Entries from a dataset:

┄┄┄┄┄┄┄┄┄┄┄┄┄┄┄┄┄┄┄┄

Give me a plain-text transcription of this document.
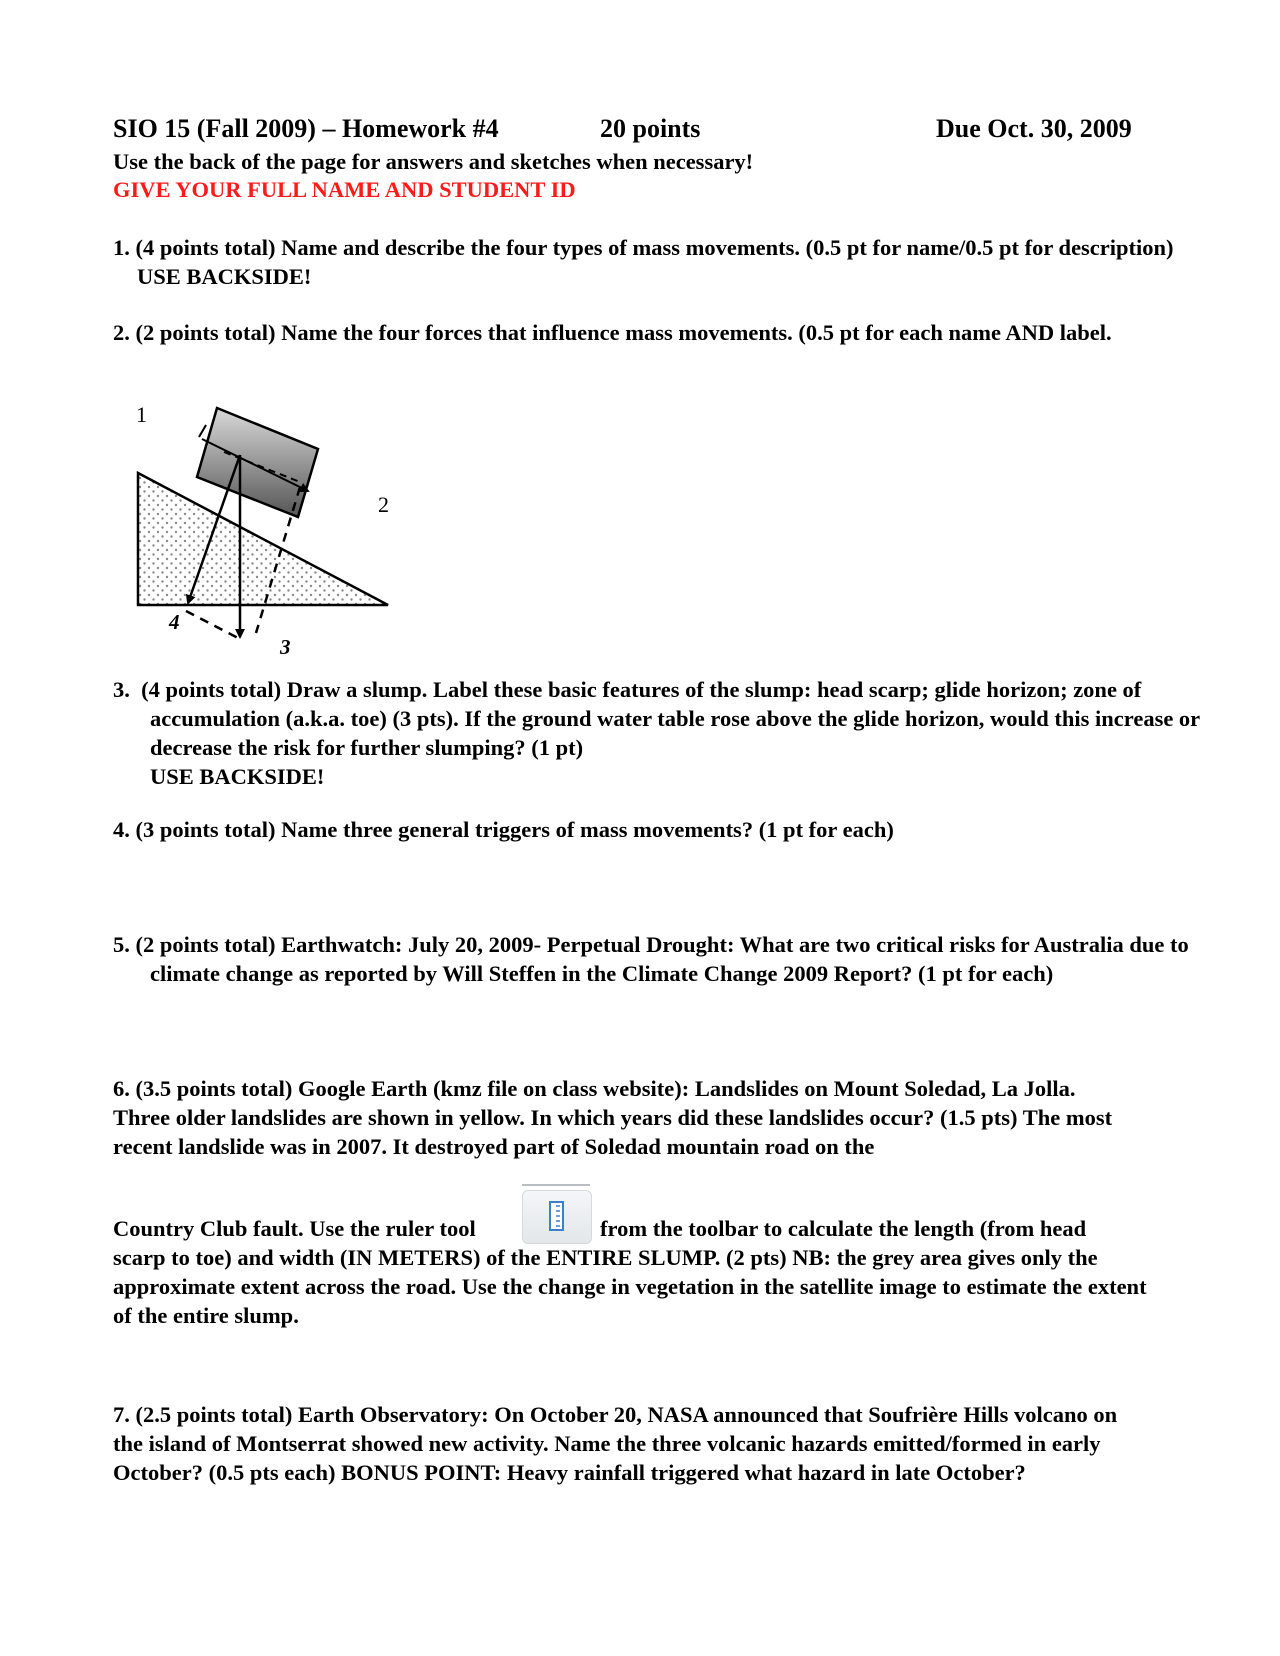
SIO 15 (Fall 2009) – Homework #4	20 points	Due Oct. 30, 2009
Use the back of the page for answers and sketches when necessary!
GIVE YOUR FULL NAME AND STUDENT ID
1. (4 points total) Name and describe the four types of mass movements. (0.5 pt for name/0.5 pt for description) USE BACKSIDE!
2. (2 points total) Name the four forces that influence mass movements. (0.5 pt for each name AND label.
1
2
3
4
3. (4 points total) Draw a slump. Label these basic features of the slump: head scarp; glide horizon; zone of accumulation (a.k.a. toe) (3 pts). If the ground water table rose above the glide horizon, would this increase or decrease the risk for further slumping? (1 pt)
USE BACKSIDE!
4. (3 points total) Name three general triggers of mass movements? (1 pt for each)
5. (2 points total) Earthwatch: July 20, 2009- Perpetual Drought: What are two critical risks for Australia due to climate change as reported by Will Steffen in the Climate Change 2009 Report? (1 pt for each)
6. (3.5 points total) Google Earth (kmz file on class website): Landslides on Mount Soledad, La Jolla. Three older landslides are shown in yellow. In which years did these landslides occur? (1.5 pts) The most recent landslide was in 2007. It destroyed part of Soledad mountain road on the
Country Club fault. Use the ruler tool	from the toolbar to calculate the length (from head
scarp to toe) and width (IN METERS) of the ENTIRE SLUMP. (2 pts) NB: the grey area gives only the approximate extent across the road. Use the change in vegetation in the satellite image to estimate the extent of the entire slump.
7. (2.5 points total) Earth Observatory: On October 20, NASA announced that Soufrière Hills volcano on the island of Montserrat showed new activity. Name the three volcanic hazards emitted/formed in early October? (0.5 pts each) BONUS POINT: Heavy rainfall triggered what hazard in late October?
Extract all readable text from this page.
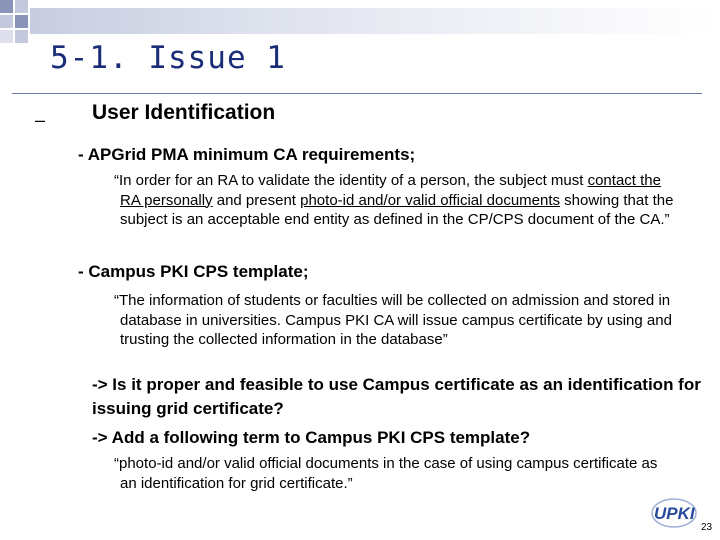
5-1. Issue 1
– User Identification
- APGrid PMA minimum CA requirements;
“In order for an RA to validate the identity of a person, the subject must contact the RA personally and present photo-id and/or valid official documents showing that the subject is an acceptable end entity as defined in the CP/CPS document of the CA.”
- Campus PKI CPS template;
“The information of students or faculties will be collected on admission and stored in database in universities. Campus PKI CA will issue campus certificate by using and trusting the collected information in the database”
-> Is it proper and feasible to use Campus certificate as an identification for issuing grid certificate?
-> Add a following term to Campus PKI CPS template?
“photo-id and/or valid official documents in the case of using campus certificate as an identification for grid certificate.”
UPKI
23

┄┄┄┄┄┄┄┄┄┄┄┄┄┄┄┄┄┄┄┄

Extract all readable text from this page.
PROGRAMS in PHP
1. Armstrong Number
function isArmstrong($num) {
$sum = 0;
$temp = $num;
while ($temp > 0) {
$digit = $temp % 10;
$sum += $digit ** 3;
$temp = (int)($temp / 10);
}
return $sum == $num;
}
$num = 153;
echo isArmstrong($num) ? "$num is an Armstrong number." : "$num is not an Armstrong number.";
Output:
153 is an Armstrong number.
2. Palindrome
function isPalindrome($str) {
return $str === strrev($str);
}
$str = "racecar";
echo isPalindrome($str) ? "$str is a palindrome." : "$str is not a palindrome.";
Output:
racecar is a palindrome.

┄┄┄┄┄┄┄┄┄┄┄┄┄┄┄┄┄┄┄┄

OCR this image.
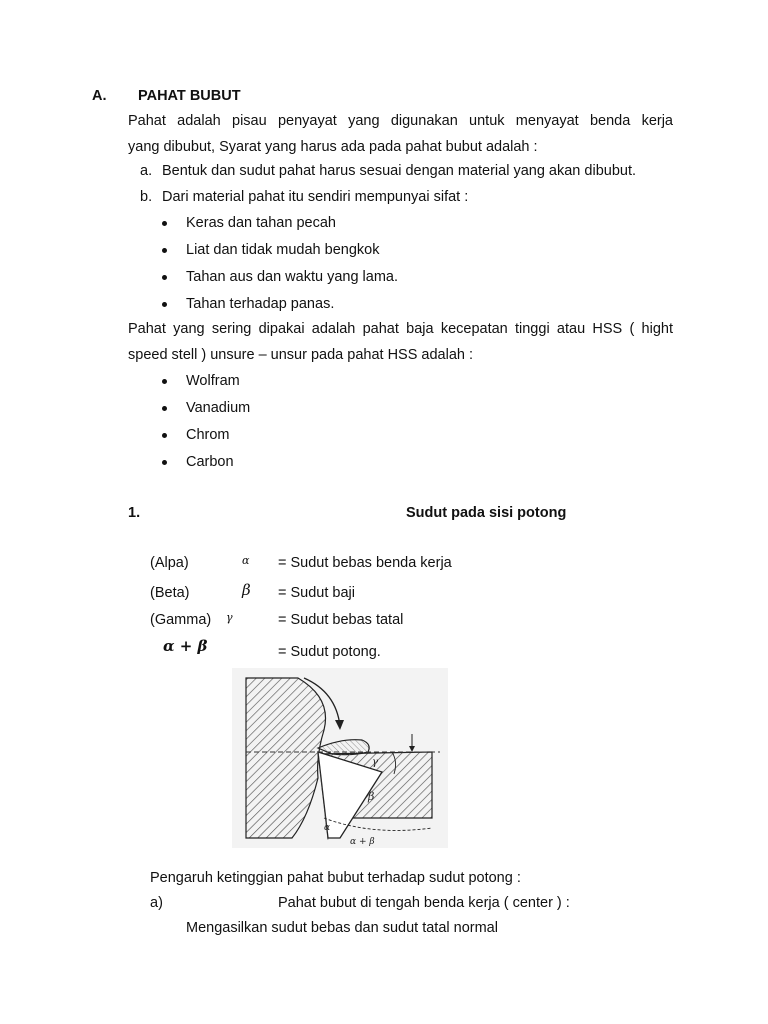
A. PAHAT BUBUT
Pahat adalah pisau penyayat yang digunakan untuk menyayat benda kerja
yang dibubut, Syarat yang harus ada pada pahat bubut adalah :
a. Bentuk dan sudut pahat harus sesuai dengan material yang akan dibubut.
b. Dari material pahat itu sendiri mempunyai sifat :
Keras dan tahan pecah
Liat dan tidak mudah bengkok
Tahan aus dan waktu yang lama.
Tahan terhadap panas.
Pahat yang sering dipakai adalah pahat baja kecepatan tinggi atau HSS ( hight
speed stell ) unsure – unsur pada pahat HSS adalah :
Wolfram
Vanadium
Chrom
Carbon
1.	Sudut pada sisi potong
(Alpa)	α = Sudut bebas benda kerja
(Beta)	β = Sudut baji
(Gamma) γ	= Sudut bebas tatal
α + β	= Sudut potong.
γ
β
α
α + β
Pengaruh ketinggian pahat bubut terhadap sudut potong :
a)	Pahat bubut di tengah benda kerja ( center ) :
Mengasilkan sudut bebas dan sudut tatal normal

┄┄┄┄┄┄┄┄┄┄┄┄┄┄┄┄┄┄┄┄

▶ WHAT IS ASKED
From the entries above, list each line with "racecar" in it.

▶ WORKED SOLUTION
$str = "racecar";
racecar is a palindrome.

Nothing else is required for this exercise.